§ Job
Search the entries for the word "alam" and pull out each line that has it.

++++ Information supplied ++++

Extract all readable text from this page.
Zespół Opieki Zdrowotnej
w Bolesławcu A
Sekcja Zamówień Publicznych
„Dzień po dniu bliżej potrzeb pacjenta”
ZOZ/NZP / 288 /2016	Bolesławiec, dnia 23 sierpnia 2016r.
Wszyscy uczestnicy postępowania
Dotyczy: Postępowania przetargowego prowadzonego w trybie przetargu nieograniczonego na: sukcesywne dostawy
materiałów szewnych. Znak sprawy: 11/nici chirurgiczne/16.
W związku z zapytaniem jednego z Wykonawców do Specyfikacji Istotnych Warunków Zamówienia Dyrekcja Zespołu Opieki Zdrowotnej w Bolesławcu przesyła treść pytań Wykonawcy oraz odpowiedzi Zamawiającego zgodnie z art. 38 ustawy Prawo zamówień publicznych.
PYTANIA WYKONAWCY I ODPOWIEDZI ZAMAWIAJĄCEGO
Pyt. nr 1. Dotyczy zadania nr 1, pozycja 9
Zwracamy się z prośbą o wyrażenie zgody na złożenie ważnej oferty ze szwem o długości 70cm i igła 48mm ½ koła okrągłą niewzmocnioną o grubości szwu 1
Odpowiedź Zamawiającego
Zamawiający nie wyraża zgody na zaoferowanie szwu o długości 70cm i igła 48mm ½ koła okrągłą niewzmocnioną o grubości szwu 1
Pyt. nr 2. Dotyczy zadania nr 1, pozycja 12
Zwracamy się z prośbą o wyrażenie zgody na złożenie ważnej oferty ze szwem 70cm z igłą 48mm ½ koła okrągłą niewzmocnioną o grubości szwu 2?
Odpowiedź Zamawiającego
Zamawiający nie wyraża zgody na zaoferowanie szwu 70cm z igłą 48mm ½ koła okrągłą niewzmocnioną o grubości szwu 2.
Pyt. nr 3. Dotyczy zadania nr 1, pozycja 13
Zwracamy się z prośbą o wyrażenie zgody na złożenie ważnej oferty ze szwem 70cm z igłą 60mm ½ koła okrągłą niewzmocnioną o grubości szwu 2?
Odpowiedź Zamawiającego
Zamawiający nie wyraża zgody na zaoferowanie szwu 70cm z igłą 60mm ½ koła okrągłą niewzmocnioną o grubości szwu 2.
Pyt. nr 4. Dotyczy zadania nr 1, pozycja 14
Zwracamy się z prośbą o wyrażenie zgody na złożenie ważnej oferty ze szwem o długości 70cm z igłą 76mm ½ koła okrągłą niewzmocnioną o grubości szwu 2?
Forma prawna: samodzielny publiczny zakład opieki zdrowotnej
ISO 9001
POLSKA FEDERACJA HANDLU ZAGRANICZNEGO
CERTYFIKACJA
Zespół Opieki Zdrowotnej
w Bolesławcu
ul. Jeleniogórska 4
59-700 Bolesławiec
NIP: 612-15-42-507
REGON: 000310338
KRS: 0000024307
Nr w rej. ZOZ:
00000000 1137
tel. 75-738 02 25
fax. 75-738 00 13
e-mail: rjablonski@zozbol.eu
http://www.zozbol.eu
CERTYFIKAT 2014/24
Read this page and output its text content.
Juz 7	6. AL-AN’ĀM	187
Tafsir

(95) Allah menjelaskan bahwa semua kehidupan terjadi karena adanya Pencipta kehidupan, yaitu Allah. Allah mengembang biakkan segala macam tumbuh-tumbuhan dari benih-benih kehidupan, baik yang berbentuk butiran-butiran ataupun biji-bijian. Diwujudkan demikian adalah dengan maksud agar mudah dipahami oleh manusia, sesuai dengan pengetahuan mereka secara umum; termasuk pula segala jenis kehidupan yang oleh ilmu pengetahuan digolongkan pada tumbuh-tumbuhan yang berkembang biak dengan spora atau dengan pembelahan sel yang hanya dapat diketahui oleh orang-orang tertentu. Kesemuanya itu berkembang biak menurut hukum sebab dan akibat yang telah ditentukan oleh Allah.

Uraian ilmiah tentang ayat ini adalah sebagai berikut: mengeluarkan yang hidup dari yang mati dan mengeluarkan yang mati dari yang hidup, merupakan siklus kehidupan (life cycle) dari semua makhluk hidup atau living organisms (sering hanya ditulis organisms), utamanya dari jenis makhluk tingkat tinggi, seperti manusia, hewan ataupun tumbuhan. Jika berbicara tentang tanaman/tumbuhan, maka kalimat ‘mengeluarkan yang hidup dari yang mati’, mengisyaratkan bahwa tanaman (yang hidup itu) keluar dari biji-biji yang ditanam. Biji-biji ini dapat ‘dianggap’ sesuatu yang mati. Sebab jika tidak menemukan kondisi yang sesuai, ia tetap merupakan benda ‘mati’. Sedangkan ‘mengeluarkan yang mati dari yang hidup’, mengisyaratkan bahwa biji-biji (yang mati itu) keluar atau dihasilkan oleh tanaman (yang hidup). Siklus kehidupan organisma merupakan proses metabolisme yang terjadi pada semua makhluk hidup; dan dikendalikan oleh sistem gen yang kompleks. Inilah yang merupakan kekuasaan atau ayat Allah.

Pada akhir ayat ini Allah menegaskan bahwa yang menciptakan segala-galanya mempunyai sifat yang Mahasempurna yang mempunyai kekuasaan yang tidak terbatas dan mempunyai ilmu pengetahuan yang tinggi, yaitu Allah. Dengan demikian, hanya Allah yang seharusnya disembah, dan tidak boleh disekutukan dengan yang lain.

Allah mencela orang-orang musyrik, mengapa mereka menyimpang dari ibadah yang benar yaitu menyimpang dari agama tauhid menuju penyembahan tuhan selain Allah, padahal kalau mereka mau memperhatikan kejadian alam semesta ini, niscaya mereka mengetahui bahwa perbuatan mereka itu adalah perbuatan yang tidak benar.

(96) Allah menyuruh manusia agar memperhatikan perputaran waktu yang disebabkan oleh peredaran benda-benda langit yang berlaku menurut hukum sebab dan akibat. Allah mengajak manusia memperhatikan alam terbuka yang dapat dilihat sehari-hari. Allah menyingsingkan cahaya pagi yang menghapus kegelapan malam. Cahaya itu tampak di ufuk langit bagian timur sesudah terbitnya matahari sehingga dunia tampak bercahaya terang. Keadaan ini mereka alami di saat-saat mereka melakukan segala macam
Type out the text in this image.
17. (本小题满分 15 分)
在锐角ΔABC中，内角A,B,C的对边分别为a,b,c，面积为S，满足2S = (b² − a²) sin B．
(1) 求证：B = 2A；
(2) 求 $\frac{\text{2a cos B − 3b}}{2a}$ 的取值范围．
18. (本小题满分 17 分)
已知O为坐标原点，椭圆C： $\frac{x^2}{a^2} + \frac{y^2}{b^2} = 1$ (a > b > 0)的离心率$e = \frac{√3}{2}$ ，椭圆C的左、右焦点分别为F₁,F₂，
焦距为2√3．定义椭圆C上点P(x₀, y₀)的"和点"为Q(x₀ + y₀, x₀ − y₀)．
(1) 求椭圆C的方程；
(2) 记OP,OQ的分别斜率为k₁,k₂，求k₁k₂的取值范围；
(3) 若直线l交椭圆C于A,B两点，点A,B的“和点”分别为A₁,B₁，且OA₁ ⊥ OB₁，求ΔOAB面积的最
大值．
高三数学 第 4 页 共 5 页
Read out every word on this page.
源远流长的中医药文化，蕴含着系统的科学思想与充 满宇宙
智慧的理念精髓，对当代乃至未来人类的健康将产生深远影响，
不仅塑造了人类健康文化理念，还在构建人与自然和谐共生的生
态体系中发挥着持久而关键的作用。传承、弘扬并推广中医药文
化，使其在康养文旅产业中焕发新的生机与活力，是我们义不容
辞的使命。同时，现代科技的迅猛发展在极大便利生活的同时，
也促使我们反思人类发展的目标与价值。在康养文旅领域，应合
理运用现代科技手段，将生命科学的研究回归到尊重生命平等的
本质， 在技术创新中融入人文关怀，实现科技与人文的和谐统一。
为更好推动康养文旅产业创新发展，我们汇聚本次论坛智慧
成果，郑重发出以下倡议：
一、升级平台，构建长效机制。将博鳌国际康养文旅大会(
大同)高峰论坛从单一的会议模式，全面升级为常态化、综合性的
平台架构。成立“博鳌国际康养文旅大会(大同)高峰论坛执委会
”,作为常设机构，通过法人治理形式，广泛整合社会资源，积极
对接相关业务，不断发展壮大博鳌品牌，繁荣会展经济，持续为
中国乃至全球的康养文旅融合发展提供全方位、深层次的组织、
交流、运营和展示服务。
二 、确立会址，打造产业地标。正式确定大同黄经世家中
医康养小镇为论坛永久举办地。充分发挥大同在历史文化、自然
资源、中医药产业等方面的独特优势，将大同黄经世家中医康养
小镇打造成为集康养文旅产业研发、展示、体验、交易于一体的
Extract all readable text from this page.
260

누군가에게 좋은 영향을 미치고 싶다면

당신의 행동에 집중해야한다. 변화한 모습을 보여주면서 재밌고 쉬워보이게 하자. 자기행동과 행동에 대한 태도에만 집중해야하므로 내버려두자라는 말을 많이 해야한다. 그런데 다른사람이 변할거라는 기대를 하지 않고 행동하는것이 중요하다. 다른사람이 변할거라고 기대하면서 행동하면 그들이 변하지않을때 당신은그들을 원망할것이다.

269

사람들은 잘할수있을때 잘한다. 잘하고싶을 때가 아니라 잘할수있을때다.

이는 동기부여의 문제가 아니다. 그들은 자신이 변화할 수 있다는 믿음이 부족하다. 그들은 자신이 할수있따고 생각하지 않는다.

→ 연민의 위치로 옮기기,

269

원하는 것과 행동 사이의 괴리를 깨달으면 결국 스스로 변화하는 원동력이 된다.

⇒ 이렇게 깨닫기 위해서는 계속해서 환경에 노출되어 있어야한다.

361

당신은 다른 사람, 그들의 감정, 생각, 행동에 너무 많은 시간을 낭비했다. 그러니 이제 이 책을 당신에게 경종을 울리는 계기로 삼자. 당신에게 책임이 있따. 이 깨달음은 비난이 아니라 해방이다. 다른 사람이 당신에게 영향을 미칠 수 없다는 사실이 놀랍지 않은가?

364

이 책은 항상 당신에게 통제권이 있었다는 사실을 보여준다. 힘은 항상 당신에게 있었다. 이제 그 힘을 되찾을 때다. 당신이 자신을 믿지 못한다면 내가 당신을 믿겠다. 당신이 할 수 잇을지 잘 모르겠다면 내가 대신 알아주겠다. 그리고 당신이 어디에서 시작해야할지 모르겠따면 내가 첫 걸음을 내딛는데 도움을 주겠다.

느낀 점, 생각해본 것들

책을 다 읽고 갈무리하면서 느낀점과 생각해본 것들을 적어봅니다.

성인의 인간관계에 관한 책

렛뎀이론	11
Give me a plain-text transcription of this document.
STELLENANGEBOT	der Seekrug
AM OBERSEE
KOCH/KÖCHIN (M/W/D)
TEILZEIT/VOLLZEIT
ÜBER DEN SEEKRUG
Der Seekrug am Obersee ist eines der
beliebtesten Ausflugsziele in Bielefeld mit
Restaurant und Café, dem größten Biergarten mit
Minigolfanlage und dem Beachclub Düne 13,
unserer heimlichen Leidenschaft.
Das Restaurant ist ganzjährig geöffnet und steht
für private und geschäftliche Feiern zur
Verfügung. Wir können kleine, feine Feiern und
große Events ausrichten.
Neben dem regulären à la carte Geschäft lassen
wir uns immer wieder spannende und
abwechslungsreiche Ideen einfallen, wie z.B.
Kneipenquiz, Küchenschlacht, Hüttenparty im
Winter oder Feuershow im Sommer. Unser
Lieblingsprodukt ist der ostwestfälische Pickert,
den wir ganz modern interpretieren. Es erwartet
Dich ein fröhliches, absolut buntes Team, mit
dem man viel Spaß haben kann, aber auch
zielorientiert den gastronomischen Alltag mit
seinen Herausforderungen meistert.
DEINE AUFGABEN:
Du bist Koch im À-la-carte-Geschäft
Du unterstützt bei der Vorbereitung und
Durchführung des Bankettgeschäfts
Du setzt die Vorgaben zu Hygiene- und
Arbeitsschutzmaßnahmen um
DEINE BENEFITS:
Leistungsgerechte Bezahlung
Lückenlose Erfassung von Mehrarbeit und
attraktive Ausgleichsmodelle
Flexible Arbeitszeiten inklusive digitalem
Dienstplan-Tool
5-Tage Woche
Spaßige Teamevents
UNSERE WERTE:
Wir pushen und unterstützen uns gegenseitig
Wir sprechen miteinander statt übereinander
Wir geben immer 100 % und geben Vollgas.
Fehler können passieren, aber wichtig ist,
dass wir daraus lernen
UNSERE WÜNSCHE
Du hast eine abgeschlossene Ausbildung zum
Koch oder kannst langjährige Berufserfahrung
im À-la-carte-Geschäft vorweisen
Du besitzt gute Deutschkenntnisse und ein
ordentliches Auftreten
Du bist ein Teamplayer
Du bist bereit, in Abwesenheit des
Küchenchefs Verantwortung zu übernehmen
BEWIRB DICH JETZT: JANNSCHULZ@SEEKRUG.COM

++++

§ Response for this exercise
Allah mencela orang-orang musyrik, mengapa mereka menyimpang dari ibadah yang benar yaitu menyimpang dari agama tauhid menuju penyembahan tuhan selain Allah, padahal kalau mereka mau memperhatikan kejadian alam semesta ini, niscaya mereka mengetahui bahwa perbuatan mereka itu adalah perbuatan yang tidak benar.
(96) Allah menyuruh manusia agar memperhatikan perputaran waktu yang disebabkan oleh peredaran benda-benda langit yang berlaku menurut hukum sebab dan akibat. Allah mengajak manusia memperhatikan alam terbuka yang dapat dilihat sehari-hari. Allah menyingsingkan cahaya pagi yang menghapus kegelapan malam. Cahaya itu tampak di ufuk langit bagian timur sesudah terbitnya matahari sehingga dunia tampak bercahaya terang. Keadaan ini mereka alami di saat-saat mereka melakukan segala macam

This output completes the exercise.